*What is needed*.
Wherever the string "frac" appears in a line, extract that line.

·····

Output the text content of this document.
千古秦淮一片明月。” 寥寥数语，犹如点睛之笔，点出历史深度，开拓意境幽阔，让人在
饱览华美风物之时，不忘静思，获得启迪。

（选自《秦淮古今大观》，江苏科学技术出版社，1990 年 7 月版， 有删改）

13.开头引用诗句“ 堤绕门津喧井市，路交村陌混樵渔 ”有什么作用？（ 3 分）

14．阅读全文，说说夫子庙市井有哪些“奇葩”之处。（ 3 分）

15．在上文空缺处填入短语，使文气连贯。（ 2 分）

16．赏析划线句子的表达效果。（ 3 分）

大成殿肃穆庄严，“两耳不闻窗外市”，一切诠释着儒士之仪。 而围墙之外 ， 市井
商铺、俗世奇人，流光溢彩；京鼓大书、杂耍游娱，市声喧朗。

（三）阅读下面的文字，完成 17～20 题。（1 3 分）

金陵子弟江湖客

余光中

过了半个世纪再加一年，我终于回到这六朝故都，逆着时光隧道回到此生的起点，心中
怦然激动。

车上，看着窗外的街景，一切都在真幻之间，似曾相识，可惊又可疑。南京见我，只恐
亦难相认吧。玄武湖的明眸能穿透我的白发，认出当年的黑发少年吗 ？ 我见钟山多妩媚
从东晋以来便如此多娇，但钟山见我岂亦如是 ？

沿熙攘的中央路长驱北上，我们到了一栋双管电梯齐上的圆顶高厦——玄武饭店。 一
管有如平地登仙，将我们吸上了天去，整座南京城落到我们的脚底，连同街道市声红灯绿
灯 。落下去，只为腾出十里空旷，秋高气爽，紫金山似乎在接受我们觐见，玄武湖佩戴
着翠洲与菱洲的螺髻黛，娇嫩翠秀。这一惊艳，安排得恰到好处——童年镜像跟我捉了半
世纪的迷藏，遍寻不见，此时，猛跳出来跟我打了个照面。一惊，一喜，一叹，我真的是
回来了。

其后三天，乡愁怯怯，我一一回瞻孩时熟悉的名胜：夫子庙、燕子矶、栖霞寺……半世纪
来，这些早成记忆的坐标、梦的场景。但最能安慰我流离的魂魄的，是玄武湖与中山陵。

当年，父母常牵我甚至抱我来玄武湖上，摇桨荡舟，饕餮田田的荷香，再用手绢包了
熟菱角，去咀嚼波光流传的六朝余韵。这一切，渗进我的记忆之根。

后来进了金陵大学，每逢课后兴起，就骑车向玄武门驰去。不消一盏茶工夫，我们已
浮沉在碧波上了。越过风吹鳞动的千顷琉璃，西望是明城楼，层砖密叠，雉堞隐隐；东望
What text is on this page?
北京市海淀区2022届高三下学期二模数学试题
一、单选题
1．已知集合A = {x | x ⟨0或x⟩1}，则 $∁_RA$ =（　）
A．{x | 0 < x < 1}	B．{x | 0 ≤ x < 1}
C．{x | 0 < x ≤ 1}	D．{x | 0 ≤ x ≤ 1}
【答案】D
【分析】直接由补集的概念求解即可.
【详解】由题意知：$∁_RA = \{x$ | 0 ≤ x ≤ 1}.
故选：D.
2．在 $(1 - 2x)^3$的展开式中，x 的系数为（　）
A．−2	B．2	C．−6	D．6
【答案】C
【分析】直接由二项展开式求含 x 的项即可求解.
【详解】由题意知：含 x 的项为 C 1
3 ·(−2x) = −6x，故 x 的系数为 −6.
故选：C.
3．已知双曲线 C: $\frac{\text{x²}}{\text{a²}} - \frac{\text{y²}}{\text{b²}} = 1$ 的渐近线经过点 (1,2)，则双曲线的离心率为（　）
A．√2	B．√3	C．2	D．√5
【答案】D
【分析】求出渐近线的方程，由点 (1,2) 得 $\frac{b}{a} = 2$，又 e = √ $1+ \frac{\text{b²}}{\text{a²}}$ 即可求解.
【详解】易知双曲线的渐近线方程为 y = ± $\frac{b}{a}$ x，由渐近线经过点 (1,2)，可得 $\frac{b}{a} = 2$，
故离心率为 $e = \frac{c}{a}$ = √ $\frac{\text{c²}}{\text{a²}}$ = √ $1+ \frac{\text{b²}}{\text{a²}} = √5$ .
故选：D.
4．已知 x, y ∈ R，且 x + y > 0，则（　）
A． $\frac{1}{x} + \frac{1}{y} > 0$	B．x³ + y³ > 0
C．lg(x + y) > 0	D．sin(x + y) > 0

·····

*Task result*.
3．已知双曲线 C: $\frac{\text{x²}}{\text{a²}} - \frac{\text{y²}}{\text{b²}} = 1$ 的渐近线经过点 (1,2)，则双曲线的离心率为（　）
【分析】求出渐近线的方程，由点 (1,2) 得 $\frac{b}{a} = 2$，又 e = √ $1+ \frac{\text{b²}}{\text{a²}}$ 即可求解.
【详解】易知双曲线的渐近线方程为 y = ± $\frac{b}{a}$ x，由渐近线经过点 (1,2)，可得 $\frac{b}{a} = 2$，
故离心率为 $e = \frac{c}{a}$ = √ $\frac{\text{c²}}{\text{a²}}$ = √ $1+ \frac{\text{b²}}{\text{a²}} = √5$ .
A． $\frac{1}{x} + \frac{1}{y} > 0$	B．x³ + y³ > 0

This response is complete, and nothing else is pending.